▶ **Problem**
Reproduce the full listing below unchanged, apart from the pictures.

▶ **Data provided**
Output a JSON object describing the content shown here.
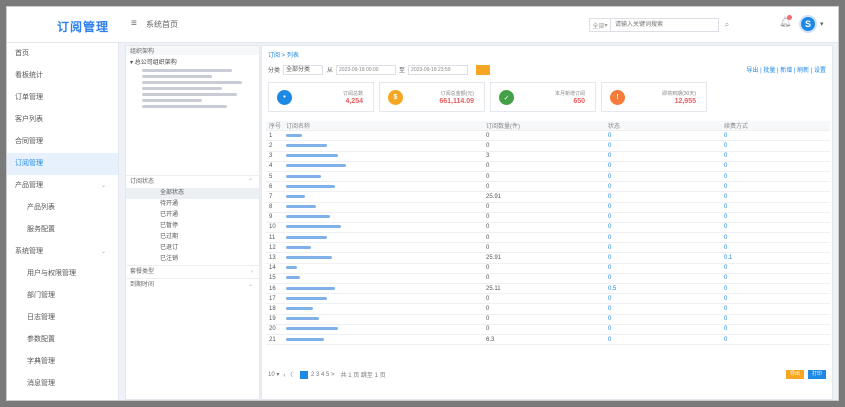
{
  "header": {
    "logo": "订阅管理",
    "menu_icon": "≡",
    "title": "系统首页",
    "search_select": "全部",
    "search_placeholder": "请输入关键词搜索",
    "avatar_initial": "S"
  },
  "sidebar": {
    "items": [
      {
        "label": "首页",
        "sub": false,
        "active": false
      },
      {
        "label": "看板统计",
        "sub": false,
        "active": false
      },
      {
        "label": "订单管理",
        "sub": false,
        "active": false
      },
      {
        "label": "客户列表",
        "sub": false,
        "active": false
      },
      {
        "label": "合同管理",
        "sub": false,
        "active": false
      },
      {
        "label": "订阅管理",
        "sub": false,
        "active": true
      },
      {
        "label": "产品管理",
        "sub": false,
        "active": false,
        "caret": true
      },
      {
        "label": "产品列表",
        "sub": true,
        "active": false
      },
      {
        "label": "服务配置",
        "sub": true,
        "active": false
      },
      {
        "label": "系统管理",
        "sub": false,
        "active": false,
        "caret": true
      },
      {
        "label": "用户与权限管理",
        "sub": true,
        "active": false
      },
      {
        "label": "部门管理",
        "sub": true,
        "active": false
      },
      {
        "label": "日志管理",
        "sub": true,
        "active": false
      },
      {
        "label": "参数配置",
        "sub": true,
        "active": false
      },
      {
        "label": "字典管理",
        "sub": true,
        "active": false
      },
      {
        "label": "消息管理",
        "sub": true,
        "active": false
      }
    ]
  },
  "org": {
    "head": "组织架构",
    "root": "总公司组织架构",
    "section1": "订阅状态",
    "filters": [
      "全部状态",
      "待开通",
      "已开通",
      "已暂停",
      "已过期",
      "已退订",
      "已注销"
    ],
    "section2": "套餐类型",
    "section3": "到期时间"
  },
  "main": {
    "breadcrumb": "订阅 > 列表",
    "filter_label": "分类",
    "filter_select": "全部分类",
    "from_label": "从",
    "from_date": "2023-09-18 00:00",
    "to_label": "至",
    "to_date": "2023-09-18 23:59",
    "toolbar_links": "导出 | 批量 | 新增 | 刷新 | 设置",
    "cards": [
      {
        "label": "订阅总数",
        "value": "4,254",
        "color": "#1e88e5",
        "icon": "•"
      },
      {
        "label": "订阅总金额(元)",
        "value": "661,114.09",
        "color": "#f5a623",
        "icon": "$"
      },
      {
        "label": "本月新增订阅",
        "value": "650",
        "color": "#43a047",
        "icon": "✓"
      },
      {
        "label": "即将到期(30天)",
        "value": "12,955",
        "color": "#f57c3a",
        "icon": "!"
      }
    ],
    "columns": [
      "序号",
      "订阅名称",
      "订阅数量(件)",
      "状态",
      "续费方式"
    ],
    "rows": [
      {
        "idx": "1",
        "name_w": 12,
        "cnt": "0",
        "a": "0",
        "b": "0"
      },
      {
        "idx": "2",
        "name_w": 30,
        "cnt": "0",
        "a": "0",
        "b": "0"
      },
      {
        "idx": "3",
        "name_w": 38,
        "cnt": "3",
        "a": "0",
        "b": "0"
      },
      {
        "idx": "4",
        "name_w": 44,
        "cnt": "0",
        "a": "0",
        "b": "0"
      },
      {
        "idx": "5",
        "name_w": 26,
        "cnt": "0",
        "a": "0",
        "b": "0"
      },
      {
        "idx": "6",
        "name_w": 36,
        "cnt": "0",
        "a": "0",
        "b": "0"
      },
      {
        "idx": "7",
        "name_w": 14,
        "cnt": "25.91",
        "a": "0",
        "b": "0"
      },
      {
        "idx": "8",
        "name_w": 22,
        "cnt": "0",
        "a": "0",
        "b": "0"
      },
      {
        "idx": "9",
        "name_w": 32,
        "cnt": "0",
        "a": "0",
        "b": "0"
      },
      {
        "idx": "10",
        "name_w": 40,
        "cnt": "0",
        "a": "0",
        "b": "0"
      },
      {
        "idx": "11",
        "name_w": 30,
        "cnt": "0",
        "a": "0",
        "b": "0"
      },
      {
        "idx": "12",
        "name_w": 18,
        "cnt": "0",
        "a": "0",
        "b": "0"
      },
      {
        "idx": "13",
        "name_w": 34,
        "cnt": "25.91",
        "a": "0",
        "b": "0.1"
      },
      {
        "idx": "14",
        "name_w": 8,
        "cnt": "0",
        "a": "0",
        "b": "0"
      },
      {
        "idx": "15",
        "name_w": 10,
        "cnt": "0",
        "a": "0",
        "b": "0"
      },
      {
        "idx": "16",
        "name_w": 36,
        "cnt": "25.11",
        "a": "0.5",
        "b": "0"
      },
      {
        "idx": "17",
        "name_w": 30,
        "cnt": "0",
        "a": "0",
        "b": "0"
      },
      {
        "idx": "18",
        "name_w": 20,
        "cnt": "0",
        "a": "0",
        "b": "0"
      },
      {
        "idx": "19",
        "name_w": 24,
        "cnt": "0",
        "a": "0",
        "b": "0"
      },
      {
        "idx": "20",
        "name_w": 38,
        "cnt": "0",
        "a": "0",
        "b": "0"
      },
      {
        "idx": "21",
        "name_w": 28,
        "cnt": "6.3",
        "a": "0",
        "b": "0"
      }
    ],
    "pager_size": "10 ▾",
    "pager_pages": "2 3 4 5 >",
    "pager_info": "共 1 页  跳至  1  页",
    "btn_export": "导出",
    "btn_print": "打印"
  }
}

▶ **Solution to this task**
Output a JSON object describing the content shown here.
{
  "header": {
    "logo": "订阅管理",
    "menu_icon": "≡",
    "title": "系统首页",
    "search_select": "全部",
    "search_placeholder": "请输入关键词搜索",
    "avatar_initial": "S"
  },
  "sidebar": {
    "items": [
      {
        "label": "首页",
        "sub": false,
        "active": false
      },
      {
        "label": "看板统计",
        "sub": false,
        "active": false
      },
      {
        "label": "订单管理",
        "sub": false,
        "active": false
      },
      {
        "label": "客户列表",
        "sub": false,
        "active": false
      },
      {
        "label": "合同管理",
        "sub": false,
        "active": false
      },
      {
        "label": "订阅管理",
        "sub": false,
        "active": true
      },
      {
        "label": "产品管理",
        "sub": false,
        "active": false,
        "caret": true
      },
      {
        "label": "产品列表",
        "sub": true,
        "active": false
      },
      {
        "label": "服务配置",
        "sub": true,
        "active": false
      },
      {
        "label": "系统管理",
        "sub": false,
        "active": false,
        "caret": true
      },
      {
        "label": "用户与权限管理",
        "sub": true,
        "active": false
      },
      {
        "label": "部门管理",
        "sub": true,
        "active": false
      },
      {
        "label": "日志管理",
        "sub": true,
        "active": false
      },
      {
        "label": "参数配置",
        "sub": true,
        "active": false
      },
      {
        "label": "字典管理",
        "sub": true,
        "active": false
      },
      {
        "label": "消息管理",
        "sub": true,
        "active": false
      }
    ]
  },
  "org": {
    "head": "组织架构",
    "root": "总公司组织架构",
    "section1": "订阅状态",
    "filters": [
      "全部状态",
      "待开通",
      "已开通",
      "已暂停",
      "已过期",
      "已退订",
      "已注销"
    ],
    "section2": "套餐类型",
    "section3": "到期时间"
  },
  "main": {
    "breadcrumb": "订阅 > 列表",
    "filter_label": "分类",
    "filter_select": "全部分类",
    "from_label": "从",
    "from_date": "2023-09-18 00:00",
    "to_label": "至",
    "to_date": "2023-09-18 23:59",
    "toolbar_links": "导出 | 批量 | 新增 | 刷新 | 设置",
    "cards": [
      {
        "label": "订阅总数",
        "value": "4,254",
        "color": "#1e88e5",
        "icon": "•"
      },
      {
        "label": "订阅总金额(元)",
        "value": "661,114.09",
        "color": "#f5a623",
        "icon": "$"
      },
      {
        "label": "本月新增订阅",
        "value": "650",
        "color": "#43a047",
        "icon": "✓"
      },
      {
        "label": "即将到期(30天)",
        "value": "12,955",
        "color": "#f57c3a",
        "icon": "!"
      }
    ],
    "columns": [
      "序号",
      "订阅名称",
      "订阅数量(件)",
      "状态",
      "续费方式"
    ],
    "rows": [
      {
        "idx": "1",
        "name_w": 12,
        "cnt": "0",
        "a": "0",
        "b": "0"
      },
      {
        "idx": "2",
        "name_w": 30,
        "cnt": "0",
        "a": "0",
        "b": "0"
      },
      {
        "idx": "3",
        "name_w": 38,
        "cnt": "3",
        "a": "0",
        "b": "0"
      },
      {
        "idx": "4",
        "name_w": 44,
        "cnt": "0",
        "a": "0",
        "b": "0"
      },
      {
        "idx": "5",
        "name_w": 26,
        "cnt": "0",
        "a": "0",
        "b": "0"
      },
      {
        "idx": "6",
        "name_w": 36,
        "cnt": "0",
        "a": "0",
        "b": "0"
      },
      {
        "idx": "7",
        "name_w": 14,
        "cnt": "25.91",
        "a": "0",
        "b": "0"
      },
      {
        "idx": "8",
        "name_w": 22,
        "cnt": "0",
        "a": "0",
        "b": "0"
      },
      {
        "idx": "9",
        "name_w": 32,
        "cnt": "0",
        "a": "0",
        "b": "0"
      },
      {
        "idx": "10",
        "name_w": 40,
        "cnt": "0",
        "a": "0",
        "b": "0"
      },
      {
        "idx": "11",
        "name_w": 30,
        "cnt": "0",
        "a": "0",
        "b": "0"
      },
      {
        "idx": "12",
        "name_w": 18,
        "cnt": "0",
        "a": "0",
        "b": "0"
      },
      {
        "idx": "13",
        "name_w": 34,
        "cnt": "25.91",
        "a": "0",
        "b": "0.1"
      },
      {
        "idx": "14",
        "name_w": 8,
        "cnt": "0",
        "a": "0",
        "b": "0"
      },
      {
        "idx": "15",
        "name_w": 10,
        "cnt": "0",
        "a": "0",
        "b": "0"
      },
      {
        "idx": "16",
        "name_w": 36,
        "cnt": "25.11",
        "a": "0.5",
        "b": "0"
      },
      {
        "idx": "17",
        "name_w": 30,
        "cnt": "0",
        "a": "0",
        "b": "0"
      },
      {
        "idx": "18",
        "name_w": 20,
        "cnt": "0",
        "a": "0",
        "b": "0"
      },
      {
        "idx": "19",
        "name_w": 24,
        "cnt": "0",
        "a": "0",
        "b": "0"
      },
      {
        "idx": "20",
        "name_w": 38,
        "cnt": "0",
        "a": "0",
        "b": "0"
      },
      {
        "idx": "21",
        "name_w": 28,
        "cnt": "6.3",
        "a": "0",
        "b": "0"
      }
    ],
    "pager_size": "10 ▾",
    "pager_pages": "2 3 4 5 >",
    "pager_info": "共 1 页  跳至  1  页",
    "btn_export": "导出",
    "btn_print": "打印"
  }
}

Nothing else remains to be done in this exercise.